— BEGIN Dataset content —

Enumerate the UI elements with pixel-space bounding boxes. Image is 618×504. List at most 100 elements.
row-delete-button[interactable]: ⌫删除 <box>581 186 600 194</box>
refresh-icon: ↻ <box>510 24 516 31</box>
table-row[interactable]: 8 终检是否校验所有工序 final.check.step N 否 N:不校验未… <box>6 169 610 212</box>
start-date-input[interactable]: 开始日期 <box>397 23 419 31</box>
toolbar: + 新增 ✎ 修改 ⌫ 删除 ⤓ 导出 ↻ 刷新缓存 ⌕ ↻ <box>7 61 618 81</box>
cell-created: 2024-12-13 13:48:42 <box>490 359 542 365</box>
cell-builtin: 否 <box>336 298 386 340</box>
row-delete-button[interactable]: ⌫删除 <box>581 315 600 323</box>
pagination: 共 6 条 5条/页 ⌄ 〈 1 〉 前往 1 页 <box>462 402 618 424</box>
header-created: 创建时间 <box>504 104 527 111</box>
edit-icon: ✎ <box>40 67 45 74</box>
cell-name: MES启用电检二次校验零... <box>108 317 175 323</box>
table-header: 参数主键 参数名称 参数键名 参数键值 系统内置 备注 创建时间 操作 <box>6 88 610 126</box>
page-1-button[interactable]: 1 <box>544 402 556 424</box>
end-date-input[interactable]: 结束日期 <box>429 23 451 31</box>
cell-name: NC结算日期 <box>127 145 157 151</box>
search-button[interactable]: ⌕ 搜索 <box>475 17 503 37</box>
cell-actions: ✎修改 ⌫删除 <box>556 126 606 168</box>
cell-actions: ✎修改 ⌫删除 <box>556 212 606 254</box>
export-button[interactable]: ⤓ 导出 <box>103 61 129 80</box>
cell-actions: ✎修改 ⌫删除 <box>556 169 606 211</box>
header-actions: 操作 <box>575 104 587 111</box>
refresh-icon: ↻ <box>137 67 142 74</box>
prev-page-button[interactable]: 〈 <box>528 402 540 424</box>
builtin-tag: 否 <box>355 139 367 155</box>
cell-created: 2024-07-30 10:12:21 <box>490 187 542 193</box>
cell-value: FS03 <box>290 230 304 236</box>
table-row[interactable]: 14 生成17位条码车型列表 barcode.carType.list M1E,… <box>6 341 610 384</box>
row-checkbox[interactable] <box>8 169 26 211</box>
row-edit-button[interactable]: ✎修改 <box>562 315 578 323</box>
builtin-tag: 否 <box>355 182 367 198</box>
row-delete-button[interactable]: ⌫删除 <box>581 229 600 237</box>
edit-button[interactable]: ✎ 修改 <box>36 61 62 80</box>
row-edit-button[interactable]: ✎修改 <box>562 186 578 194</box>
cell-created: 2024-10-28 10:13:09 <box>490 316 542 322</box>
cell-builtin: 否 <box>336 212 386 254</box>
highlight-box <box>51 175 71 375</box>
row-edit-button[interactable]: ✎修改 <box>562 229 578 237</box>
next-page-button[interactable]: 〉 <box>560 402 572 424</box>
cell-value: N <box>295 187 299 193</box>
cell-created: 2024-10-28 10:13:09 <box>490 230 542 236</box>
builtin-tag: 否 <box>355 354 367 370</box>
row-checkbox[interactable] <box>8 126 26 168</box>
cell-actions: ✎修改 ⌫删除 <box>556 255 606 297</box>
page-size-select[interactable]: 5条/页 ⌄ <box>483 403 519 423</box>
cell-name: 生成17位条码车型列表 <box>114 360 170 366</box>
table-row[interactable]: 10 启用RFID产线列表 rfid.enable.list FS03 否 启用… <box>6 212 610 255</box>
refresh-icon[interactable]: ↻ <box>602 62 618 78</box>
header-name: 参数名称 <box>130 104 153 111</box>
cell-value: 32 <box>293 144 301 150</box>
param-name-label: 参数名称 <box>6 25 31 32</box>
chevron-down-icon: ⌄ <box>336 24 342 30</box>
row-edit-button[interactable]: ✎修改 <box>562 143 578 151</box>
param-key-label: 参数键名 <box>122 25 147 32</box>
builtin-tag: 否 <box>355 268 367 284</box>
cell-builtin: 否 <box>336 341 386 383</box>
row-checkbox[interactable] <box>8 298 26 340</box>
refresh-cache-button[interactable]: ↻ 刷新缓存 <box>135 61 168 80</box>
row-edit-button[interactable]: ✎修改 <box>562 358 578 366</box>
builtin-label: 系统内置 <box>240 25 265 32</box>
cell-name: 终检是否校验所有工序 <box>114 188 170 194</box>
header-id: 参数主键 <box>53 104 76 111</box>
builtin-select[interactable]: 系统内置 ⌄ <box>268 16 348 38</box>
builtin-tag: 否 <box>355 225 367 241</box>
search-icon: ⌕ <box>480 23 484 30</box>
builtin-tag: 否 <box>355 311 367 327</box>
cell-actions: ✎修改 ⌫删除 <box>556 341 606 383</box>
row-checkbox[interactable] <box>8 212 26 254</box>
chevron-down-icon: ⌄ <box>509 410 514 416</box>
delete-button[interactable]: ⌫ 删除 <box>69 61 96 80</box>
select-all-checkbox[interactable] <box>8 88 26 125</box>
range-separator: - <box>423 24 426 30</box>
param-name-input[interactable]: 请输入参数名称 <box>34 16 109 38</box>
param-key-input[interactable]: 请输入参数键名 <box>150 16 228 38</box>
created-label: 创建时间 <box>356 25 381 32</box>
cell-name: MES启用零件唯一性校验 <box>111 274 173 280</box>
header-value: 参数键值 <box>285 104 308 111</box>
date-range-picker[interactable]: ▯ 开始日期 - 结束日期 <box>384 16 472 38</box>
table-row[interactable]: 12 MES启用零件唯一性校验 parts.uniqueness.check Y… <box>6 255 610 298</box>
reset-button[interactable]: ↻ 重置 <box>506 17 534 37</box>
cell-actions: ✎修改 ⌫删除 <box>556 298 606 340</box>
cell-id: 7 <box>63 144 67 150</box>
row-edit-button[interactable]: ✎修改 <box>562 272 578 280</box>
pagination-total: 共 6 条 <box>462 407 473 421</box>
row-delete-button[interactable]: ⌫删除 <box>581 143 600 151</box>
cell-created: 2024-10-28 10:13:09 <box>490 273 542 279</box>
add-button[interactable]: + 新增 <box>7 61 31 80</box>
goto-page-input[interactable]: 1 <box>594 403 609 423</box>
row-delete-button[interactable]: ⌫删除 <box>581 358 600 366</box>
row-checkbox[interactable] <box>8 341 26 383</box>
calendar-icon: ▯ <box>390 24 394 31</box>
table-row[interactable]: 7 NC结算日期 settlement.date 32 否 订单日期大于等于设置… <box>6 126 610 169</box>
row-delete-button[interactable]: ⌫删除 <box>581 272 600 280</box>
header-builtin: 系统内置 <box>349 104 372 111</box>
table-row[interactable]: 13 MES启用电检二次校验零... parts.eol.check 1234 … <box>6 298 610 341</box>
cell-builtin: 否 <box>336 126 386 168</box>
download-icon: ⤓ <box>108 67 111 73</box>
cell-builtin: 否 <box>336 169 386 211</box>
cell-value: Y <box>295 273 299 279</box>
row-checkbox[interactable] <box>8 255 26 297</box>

— END Dataset content —

*Given problem*
How many lines contain the string "page"? Case counts. Reply with the number only.

*Result*
5